**Dati forniti:**
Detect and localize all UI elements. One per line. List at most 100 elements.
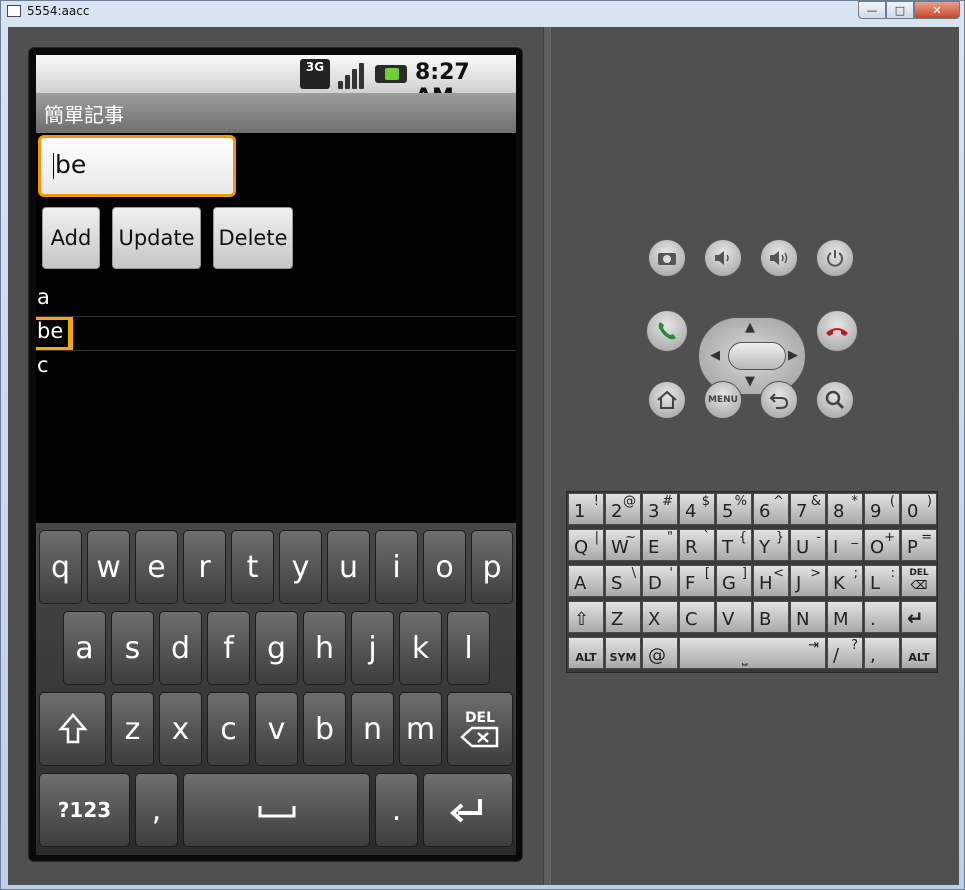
hw-key-x[interactable]: X (642, 601, 678, 633)
hw-key-8[interactable]: 8 * (827, 493, 863, 525)
hw-key-4[interactable]: 4 $ (679, 493, 715, 525)
hw-key-0[interactable]: 0) (901, 493, 937, 525)
delete-key[interactable]: DEL (447, 692, 513, 766)
key-z[interactable]: z (111, 692, 154, 766)
key-l[interactable]: l (447, 611, 490, 685)
dpad-center-button[interactable] (728, 342, 786, 370)
key-d[interactable]: d (159, 611, 202, 685)
key-k[interactable]: k (399, 611, 442, 685)
hw-key-e[interactable]: E " (642, 529, 678, 561)
hw-key-6[interactable]: 6 ^ (753, 493, 789, 525)
hw-key-b[interactable]: B (753, 601, 789, 633)
hw-key-p[interactable]: P = (901, 529, 937, 561)
hw-key-n[interactable]: N (790, 601, 826, 633)
list-item[interactable]: a (36, 283, 516, 317)
close-button[interactable]: ✕ (914, 1, 960, 19)
hw-key-2[interactable]: 2 @ (605, 493, 641, 525)
add-button[interactable]: Add (42, 207, 100, 269)
hw-key-s[interactable]: S \ (605, 565, 641, 597)
hw-alt-left-key[interactable]: ALT (568, 637, 604, 669)
key-c[interactable]: c (207, 692, 250, 766)
note-input[interactable]: be (38, 135, 236, 197)
hw-key-h[interactable]: H < (753, 565, 789, 597)
hw-key-d[interactable]: D ' (642, 565, 678, 597)
delete-button[interactable]: Delete (213, 207, 293, 269)
volume-up-button[interactable] (760, 239, 798, 277)
key-p[interactable]: p (471, 530, 513, 604)
key-r[interactable]: r (183, 530, 226, 604)
key-x[interactable]: x (159, 692, 202, 766)
key-q[interactable]: q (39, 530, 82, 604)
menu-button[interactable]: MENU (704, 381, 742, 419)
hw-key-period[interactable]: . (864, 601, 900, 633)
key-j[interactable]: j (351, 611, 394, 685)
dpad-up-icon[interactable]: ▲ (745, 320, 755, 335)
hw-key-t[interactable]: T{ (716, 529, 752, 561)
key-s[interactable]: s (111, 611, 154, 685)
hw-key-i[interactable]: I _ (827, 529, 863, 561)
key-g[interactable]: g (255, 611, 298, 685)
hw-comma-key[interactable]: , (864, 637, 900, 669)
space-key[interactable] (183, 773, 370, 847)
maximize-button[interactable]: □ (886, 1, 914, 19)
comma-key[interactable]: , (135, 773, 178, 847)
key-y[interactable]: y (279, 530, 322, 604)
hw-key-q[interactable]: Q | (568, 529, 604, 561)
hw-slash-key[interactable]: /? (827, 637, 863, 669)
hw-key-f[interactable]: F[ (679, 565, 715, 597)
hw-sym-key[interactable]: SYM (605, 637, 641, 669)
key-b[interactable]: b (303, 692, 346, 766)
hw-key-3[interactable]: 3 # (642, 493, 678, 525)
power-button[interactable] (816, 239, 854, 277)
key-a[interactable]: a (63, 611, 106, 685)
symbols-key[interactable]: ?123 (39, 773, 130, 847)
minimize-button[interactable]: — (858, 1, 886, 19)
key-h[interactable]: h (303, 611, 346, 685)
hw-key-y[interactable]: Y} (753, 529, 789, 561)
hw-key-5[interactable]: 5% (716, 493, 752, 525)
key-n[interactable]: n (351, 692, 394, 766)
hw-at-key[interactable]: @ (642, 637, 678, 669)
hw-key-v[interactable]: V (716, 601, 752, 633)
hw-key-z[interactable]: Z (605, 601, 641, 633)
hw-key-c[interactable]: C (679, 601, 715, 633)
hw-key-g[interactable]: G] (716, 565, 752, 597)
hw-key-a[interactable]: A (568, 565, 604, 597)
period-key[interactable]: . (375, 773, 418, 847)
hw-key-o[interactable]: O + (864, 529, 900, 561)
hw-key-7[interactable]: 7 & (790, 493, 826, 525)
key-u[interactable]: u (327, 530, 370, 604)
home-button[interactable] (648, 381, 686, 419)
key-v[interactable]: v (255, 692, 298, 766)
enter-key[interactable] (423, 773, 513, 847)
hw-space-key[interactable]: ⎵ ⇥ (679, 637, 826, 669)
key-t[interactable]: t (231, 530, 274, 604)
camera-button[interactable] (648, 239, 686, 277)
hw-key-j[interactable]: J > (790, 565, 826, 597)
hw-key-1[interactable]: 1! (568, 493, 604, 525)
dpad-down-icon[interactable]: ▼ (745, 374, 755, 389)
volume-down-button[interactable] (704, 239, 742, 277)
hw-key-r[interactable]: R ` (679, 529, 715, 561)
hw-alt-right-key[interactable]: ALT (901, 637, 937, 669)
list-item[interactable]: c (36, 351, 516, 385)
hw-key-k[interactable]: K; (827, 565, 863, 597)
shift-key[interactable] (39, 692, 106, 766)
end-call-button[interactable] (816, 310, 858, 352)
hw-key-9[interactable]: 9( (864, 493, 900, 525)
hw-del-key[interactable]: DEL ⌫ (901, 565, 937, 597)
dpad-right-icon[interactable]: ▶ (788, 348, 798, 363)
hw-key-m[interactable]: M (827, 601, 863, 633)
key-i[interactable]: i (375, 530, 418, 604)
key-f[interactable]: f (207, 611, 250, 685)
list-item-selected[interactable]: be (36, 317, 516, 351)
search-button[interactable] (816, 381, 854, 419)
key-m[interactable]: m (399, 692, 442, 766)
call-button[interactable] (646, 310, 688, 352)
hw-key-w[interactable]: W ~ (605, 529, 641, 561)
back-button[interactable] (760, 381, 798, 419)
hw-key-l[interactable]: L: (864, 565, 900, 597)
dpad-left-icon[interactable]: ◀ (710, 348, 720, 363)
update-button[interactable]: Update (112, 207, 201, 269)
hw-enter-key[interactable]: ↵ (901, 601, 937, 633)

**Breve esercizio:**
Quali righe dei record qui sopra contengono la stringa "left"? Raccoglile tutte e ricopiale per intero.

**Esercizio svolto:**
hw-alt-left-key[interactable]: ALT (568, 637, 604, 669)
dpad-left-icon[interactable]: ◀ (710, 348, 720, 363)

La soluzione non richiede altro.